[Start GIVEN INFORMATION]

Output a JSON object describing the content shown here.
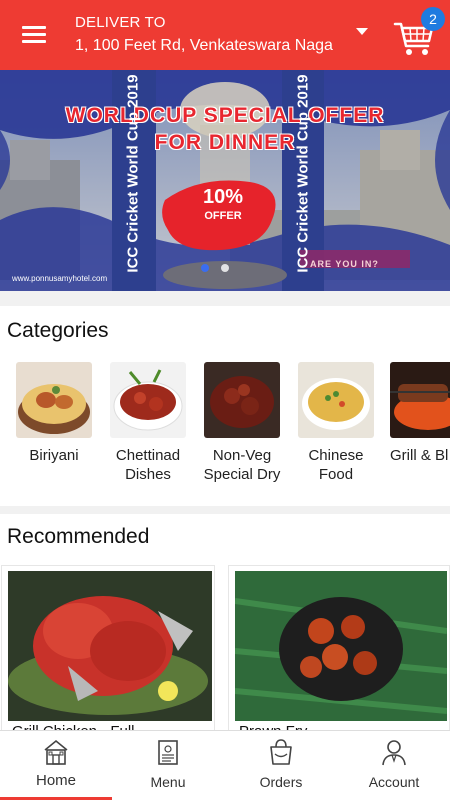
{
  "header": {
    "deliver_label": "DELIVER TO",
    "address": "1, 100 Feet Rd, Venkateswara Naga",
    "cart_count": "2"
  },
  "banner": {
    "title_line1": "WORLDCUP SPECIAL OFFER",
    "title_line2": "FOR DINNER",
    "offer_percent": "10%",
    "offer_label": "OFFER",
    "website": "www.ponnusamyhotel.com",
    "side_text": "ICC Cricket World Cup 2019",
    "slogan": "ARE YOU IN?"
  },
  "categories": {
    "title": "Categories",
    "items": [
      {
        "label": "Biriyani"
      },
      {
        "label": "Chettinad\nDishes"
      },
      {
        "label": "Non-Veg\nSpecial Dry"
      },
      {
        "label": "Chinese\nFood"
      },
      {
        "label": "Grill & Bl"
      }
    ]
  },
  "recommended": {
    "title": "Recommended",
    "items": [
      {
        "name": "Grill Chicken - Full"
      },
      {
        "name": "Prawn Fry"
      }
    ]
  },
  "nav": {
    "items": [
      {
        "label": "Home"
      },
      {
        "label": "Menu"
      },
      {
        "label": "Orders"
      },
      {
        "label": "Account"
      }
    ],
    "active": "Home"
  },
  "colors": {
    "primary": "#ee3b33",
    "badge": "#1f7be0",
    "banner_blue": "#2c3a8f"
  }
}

[End GIVEN INFORMATION]
[Start GIVEN INFORMATION]

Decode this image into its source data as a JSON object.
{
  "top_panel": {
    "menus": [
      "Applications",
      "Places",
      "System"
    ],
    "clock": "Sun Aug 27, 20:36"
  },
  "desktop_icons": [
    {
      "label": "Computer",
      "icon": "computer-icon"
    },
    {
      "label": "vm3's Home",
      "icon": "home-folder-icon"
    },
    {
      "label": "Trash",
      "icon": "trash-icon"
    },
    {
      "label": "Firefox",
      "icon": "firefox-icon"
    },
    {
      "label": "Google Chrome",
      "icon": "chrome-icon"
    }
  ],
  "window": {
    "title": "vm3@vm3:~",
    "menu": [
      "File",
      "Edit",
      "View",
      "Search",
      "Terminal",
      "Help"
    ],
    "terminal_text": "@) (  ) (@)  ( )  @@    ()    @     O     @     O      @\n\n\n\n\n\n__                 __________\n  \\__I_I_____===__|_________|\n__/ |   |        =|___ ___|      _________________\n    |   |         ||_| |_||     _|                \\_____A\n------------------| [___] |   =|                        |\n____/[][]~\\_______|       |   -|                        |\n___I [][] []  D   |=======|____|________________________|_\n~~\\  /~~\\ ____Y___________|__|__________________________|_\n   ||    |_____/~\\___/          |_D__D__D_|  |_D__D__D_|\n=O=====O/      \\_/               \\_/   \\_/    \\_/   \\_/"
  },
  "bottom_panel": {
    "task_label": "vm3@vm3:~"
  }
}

[End GIVEN INFORMATION]
[Start GIVEN INFORMATION]

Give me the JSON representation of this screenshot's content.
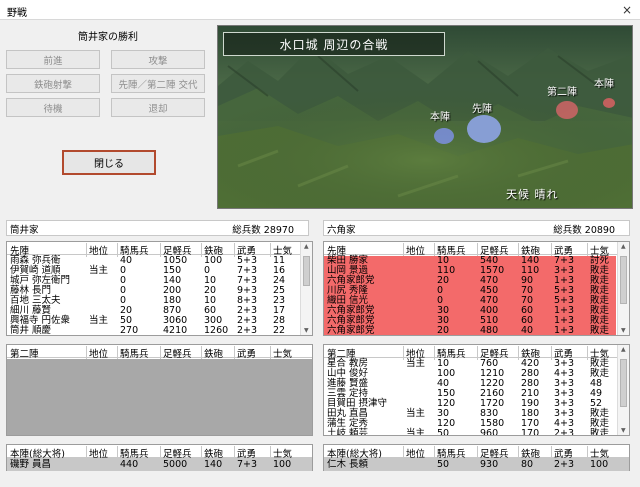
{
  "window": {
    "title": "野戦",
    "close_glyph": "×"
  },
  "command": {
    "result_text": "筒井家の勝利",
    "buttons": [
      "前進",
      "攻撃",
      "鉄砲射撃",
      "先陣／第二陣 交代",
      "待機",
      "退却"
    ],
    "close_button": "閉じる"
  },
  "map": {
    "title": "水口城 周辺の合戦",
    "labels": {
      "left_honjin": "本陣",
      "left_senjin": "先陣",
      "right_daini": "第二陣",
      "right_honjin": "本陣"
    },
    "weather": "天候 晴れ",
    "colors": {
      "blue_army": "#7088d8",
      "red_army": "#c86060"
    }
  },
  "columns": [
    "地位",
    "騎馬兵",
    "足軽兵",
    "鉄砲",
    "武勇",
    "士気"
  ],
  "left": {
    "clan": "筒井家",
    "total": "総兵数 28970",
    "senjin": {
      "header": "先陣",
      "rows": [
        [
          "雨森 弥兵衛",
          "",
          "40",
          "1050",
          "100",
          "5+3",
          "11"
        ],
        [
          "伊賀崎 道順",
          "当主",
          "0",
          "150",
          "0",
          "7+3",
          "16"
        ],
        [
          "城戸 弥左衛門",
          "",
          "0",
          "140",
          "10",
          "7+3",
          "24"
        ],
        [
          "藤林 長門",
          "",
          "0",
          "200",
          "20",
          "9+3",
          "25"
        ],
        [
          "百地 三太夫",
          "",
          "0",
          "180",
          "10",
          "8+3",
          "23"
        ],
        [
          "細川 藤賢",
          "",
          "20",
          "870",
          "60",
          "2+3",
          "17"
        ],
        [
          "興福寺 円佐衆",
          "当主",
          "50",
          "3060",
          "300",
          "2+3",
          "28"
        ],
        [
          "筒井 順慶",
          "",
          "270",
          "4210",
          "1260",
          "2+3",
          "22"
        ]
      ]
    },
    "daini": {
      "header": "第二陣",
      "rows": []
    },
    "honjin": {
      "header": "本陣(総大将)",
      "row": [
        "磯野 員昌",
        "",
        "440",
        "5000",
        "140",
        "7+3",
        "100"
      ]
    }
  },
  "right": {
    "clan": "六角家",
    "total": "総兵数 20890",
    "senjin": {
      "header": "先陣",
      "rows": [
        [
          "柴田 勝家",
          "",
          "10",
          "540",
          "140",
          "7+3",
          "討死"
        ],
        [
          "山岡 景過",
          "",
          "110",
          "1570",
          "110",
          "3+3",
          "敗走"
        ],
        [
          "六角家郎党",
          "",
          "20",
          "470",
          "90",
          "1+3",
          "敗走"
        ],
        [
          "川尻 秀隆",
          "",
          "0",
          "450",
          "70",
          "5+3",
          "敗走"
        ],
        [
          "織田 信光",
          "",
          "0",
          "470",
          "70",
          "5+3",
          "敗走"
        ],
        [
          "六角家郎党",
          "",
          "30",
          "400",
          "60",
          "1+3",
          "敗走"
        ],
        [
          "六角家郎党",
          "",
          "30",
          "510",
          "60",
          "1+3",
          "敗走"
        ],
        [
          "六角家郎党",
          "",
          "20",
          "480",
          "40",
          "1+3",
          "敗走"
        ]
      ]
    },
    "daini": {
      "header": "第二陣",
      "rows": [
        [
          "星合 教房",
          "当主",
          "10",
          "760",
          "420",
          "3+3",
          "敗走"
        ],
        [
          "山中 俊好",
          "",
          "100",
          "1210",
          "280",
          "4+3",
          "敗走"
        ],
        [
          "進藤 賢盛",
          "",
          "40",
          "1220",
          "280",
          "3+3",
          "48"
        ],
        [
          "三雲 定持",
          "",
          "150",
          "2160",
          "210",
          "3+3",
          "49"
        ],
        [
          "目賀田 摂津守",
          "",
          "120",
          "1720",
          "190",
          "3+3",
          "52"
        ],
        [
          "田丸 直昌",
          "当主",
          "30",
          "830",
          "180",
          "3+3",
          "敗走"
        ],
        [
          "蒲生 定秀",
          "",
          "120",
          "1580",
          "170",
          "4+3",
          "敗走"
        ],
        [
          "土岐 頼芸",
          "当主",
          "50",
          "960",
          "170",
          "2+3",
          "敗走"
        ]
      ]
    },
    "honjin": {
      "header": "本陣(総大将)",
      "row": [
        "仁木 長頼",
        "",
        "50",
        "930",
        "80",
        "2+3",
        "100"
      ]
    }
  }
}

[End GIVEN INFORMATION]

Take every line above carrying "JSON" and return it.

Output a JSON object describing the content shown here.
Decode this image into its source data as a JSON object.
Give me the JSON representation of this screenshot's content.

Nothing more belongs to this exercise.